To be done
Copy out the listing that follows exactly, dropping every picture.
— START Data shown —
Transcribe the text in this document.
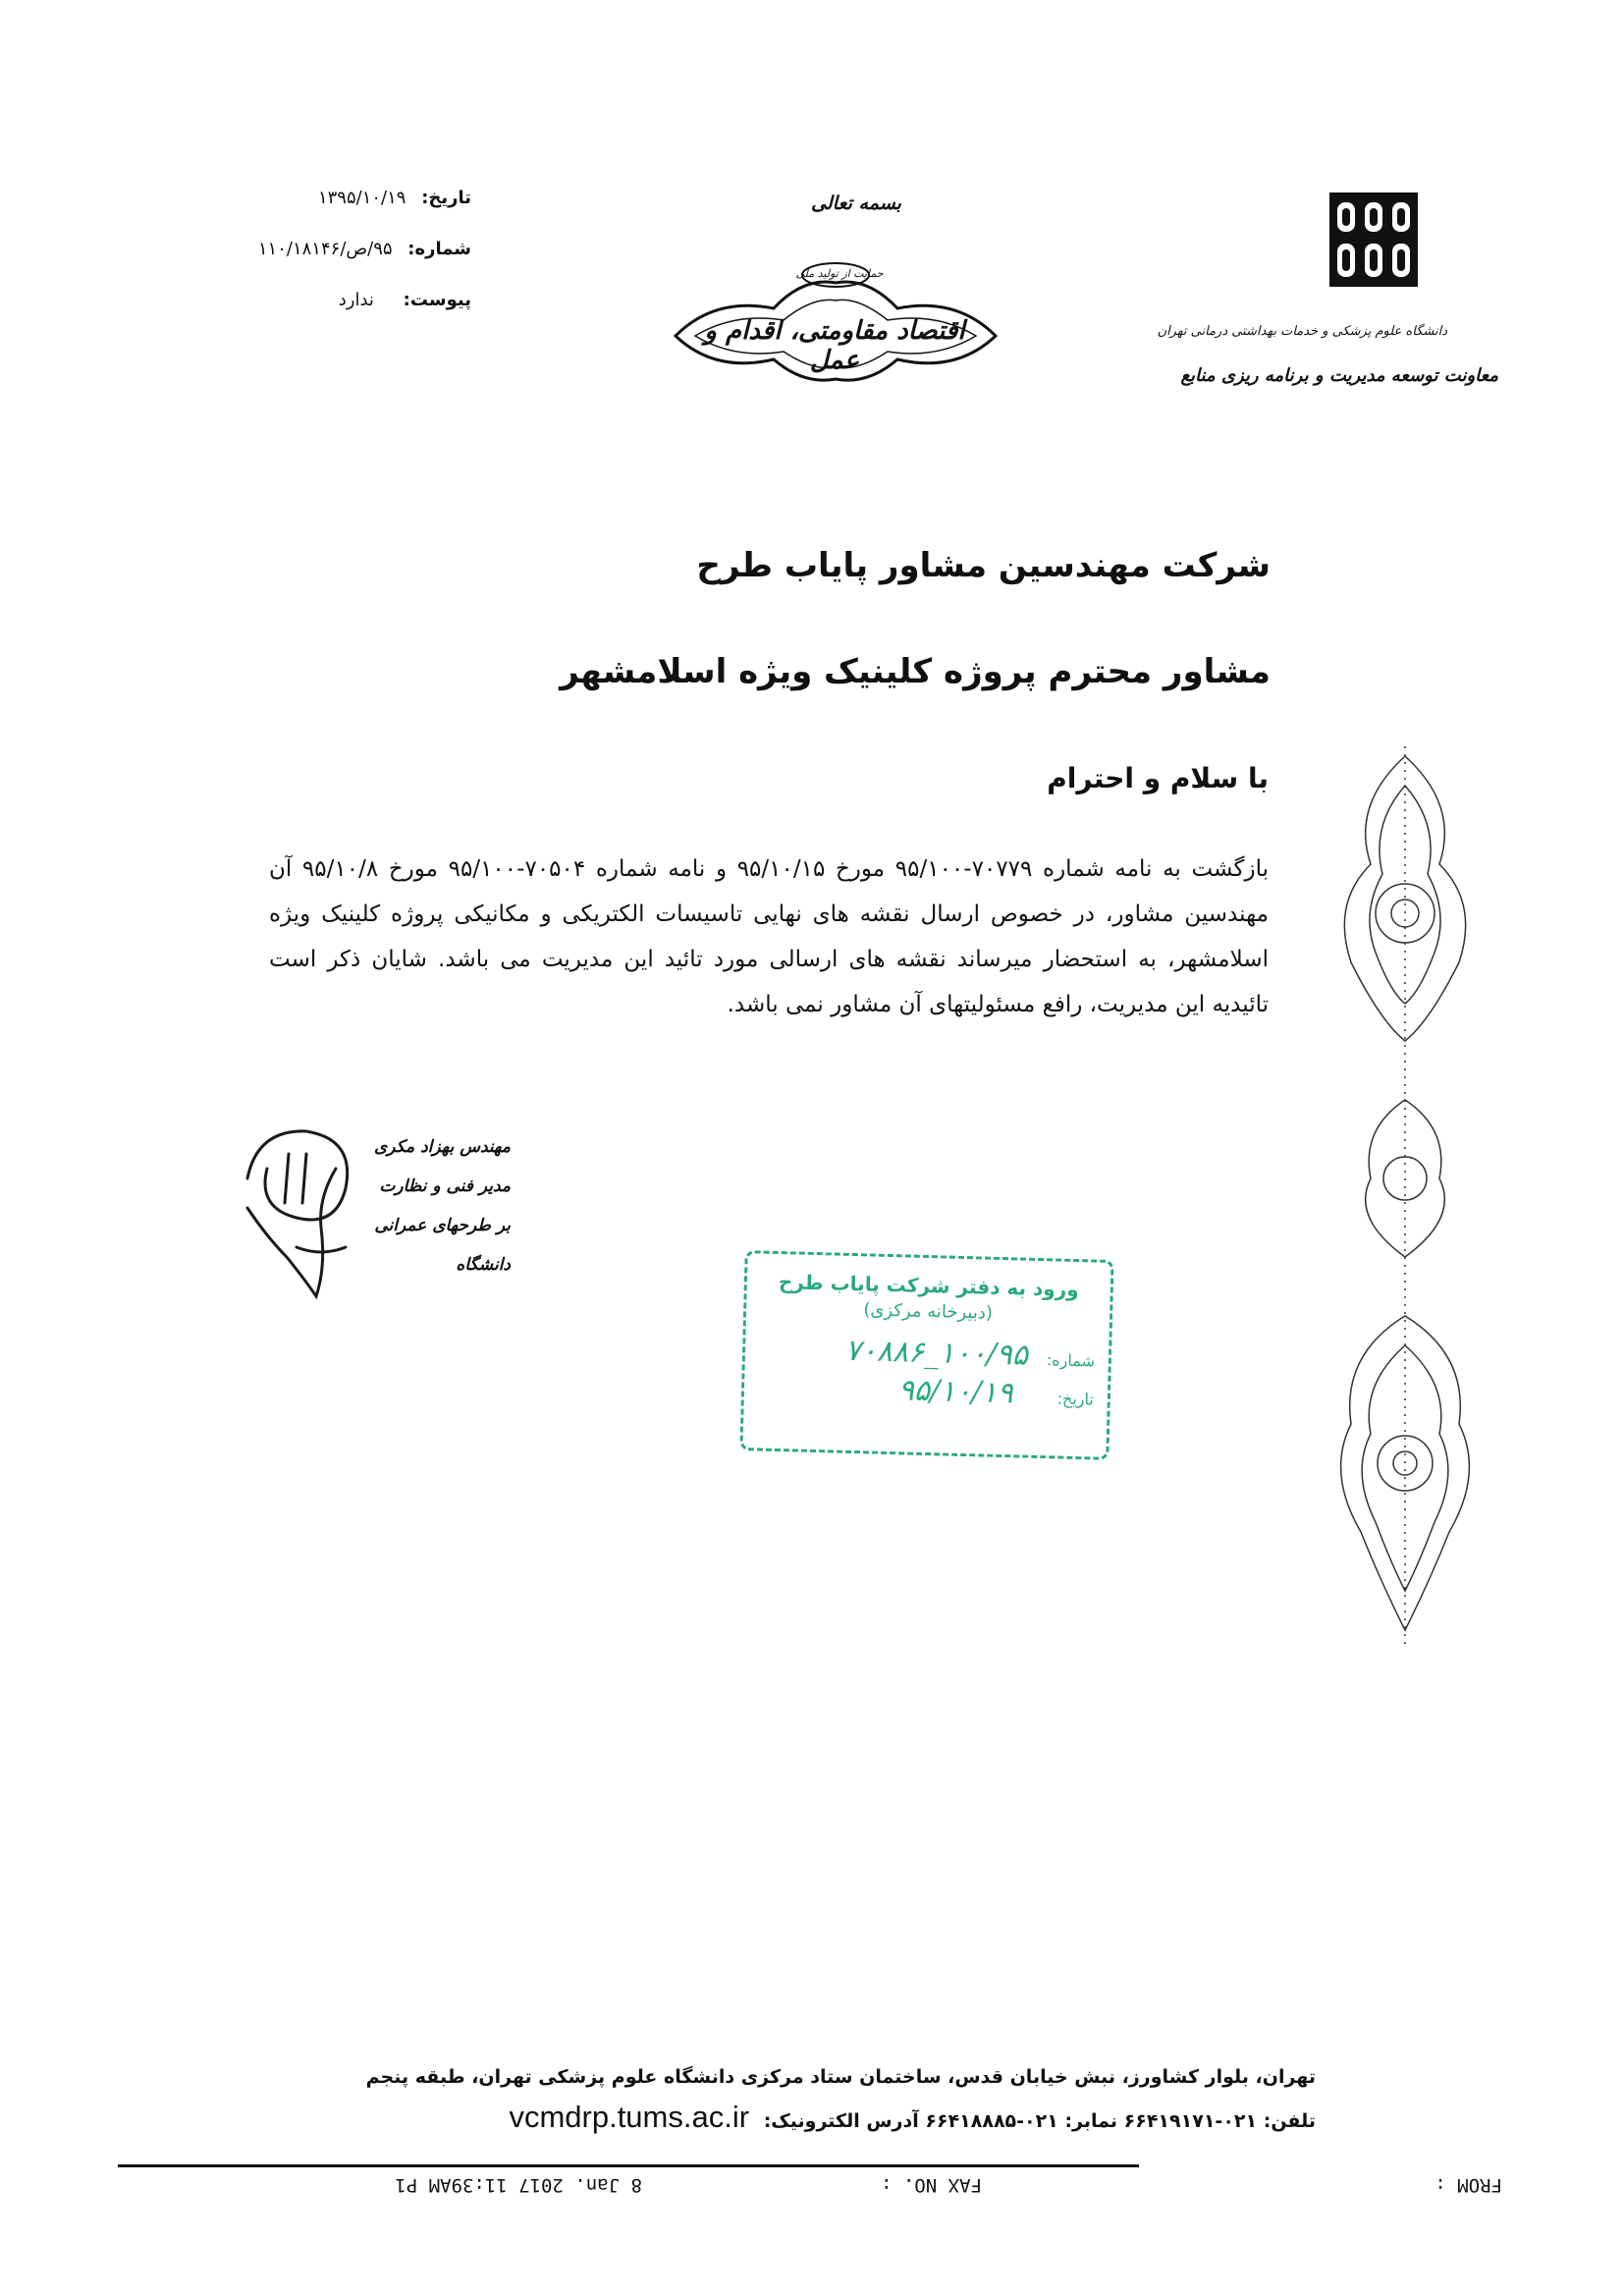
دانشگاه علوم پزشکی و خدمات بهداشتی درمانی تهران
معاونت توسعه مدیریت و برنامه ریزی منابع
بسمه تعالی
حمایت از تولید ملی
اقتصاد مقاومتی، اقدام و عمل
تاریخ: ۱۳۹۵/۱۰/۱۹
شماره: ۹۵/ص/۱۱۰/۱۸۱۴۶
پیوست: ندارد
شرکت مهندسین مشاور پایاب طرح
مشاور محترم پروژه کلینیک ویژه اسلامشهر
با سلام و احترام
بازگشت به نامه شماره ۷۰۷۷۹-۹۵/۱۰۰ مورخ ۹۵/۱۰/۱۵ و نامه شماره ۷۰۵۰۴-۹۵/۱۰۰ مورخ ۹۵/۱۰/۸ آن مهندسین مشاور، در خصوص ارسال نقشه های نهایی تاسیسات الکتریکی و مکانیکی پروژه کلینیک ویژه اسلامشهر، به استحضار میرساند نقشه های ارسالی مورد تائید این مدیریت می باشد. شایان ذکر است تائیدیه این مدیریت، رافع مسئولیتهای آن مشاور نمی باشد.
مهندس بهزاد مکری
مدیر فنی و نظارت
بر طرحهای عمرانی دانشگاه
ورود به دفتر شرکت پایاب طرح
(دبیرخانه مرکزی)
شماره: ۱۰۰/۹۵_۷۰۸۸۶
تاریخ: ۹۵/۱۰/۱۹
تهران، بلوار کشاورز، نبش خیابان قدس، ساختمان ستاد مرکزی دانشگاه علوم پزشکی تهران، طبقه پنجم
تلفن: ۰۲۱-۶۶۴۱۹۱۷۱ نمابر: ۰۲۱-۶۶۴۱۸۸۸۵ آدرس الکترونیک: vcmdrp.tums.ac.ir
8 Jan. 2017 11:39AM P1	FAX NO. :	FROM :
— END Data shown —
The reply
Transcribe the text in this document.
دانشگاه علوم پزشکی و خدمات بهداشتی درمانی تهران
معاونت توسعه مدیریت و برنامه ریزی منابع
بسمه تعالی
حمایت از تولید ملی
اقتصاد مقاومتی، اقدام و عمل
تاریخ: ۱۳۹۵/۱۰/۱۹
شماره: ۹۵/ص/۱۱۰/۱۸۱۴۶
پیوست: ندارد
شرکت مهندسین مشاور پایاب طرح
مشاور محترم پروژه کلینیک ویژه اسلامشهر
با سلام و احترام
بازگشت به نامه شماره ۷۰۷۷۹-۹۵/۱۰۰ مورخ ۹۵/۱۰/۱۵ و نامه شماره ۷۰۵۰۴-۹۵/۱۰۰ مورخ ۹۵/۱۰/۸ آن مهندسین مشاور، در خصوص ارسال نقشه های نهایی تاسیسات الکتریکی و مکانیکی پروژه کلینیک ویژه اسلامشهر، به استحضار میرساند نقشه های ارسالی مورد تائید این مدیریت می باشد. شایان ذکر است تائیدیه این مدیریت، رافع مسئولیتهای آن مشاور نمی باشد.
مهندس بهزاد مکری
مدیر فنی و نظارت
بر طرحهای عمرانی دانشگاه
ورود به دفتر شرکت پایاب طرح
(دبیرخانه مرکزی)
شماره: ۱۰۰/۹۵_۷۰۸۸۶
تاریخ: ۹۵/۱۰/۱۹
تهران، بلوار کشاورز، نبش خیابان قدس، ساختمان ستاد مرکزی دانشگاه علوم پزشکی تهران، طبقه پنجم
تلفن: ۰۲۱-۶۶۴۱۹۱۷۱ نمابر: ۰۲۱-۶۶۴۱۸۸۸۵ آدرس الکترونیک: vcmdrp.tums.ac.ir
8 Jan. 2017 11:39AM P1	FAX NO. :	FROM :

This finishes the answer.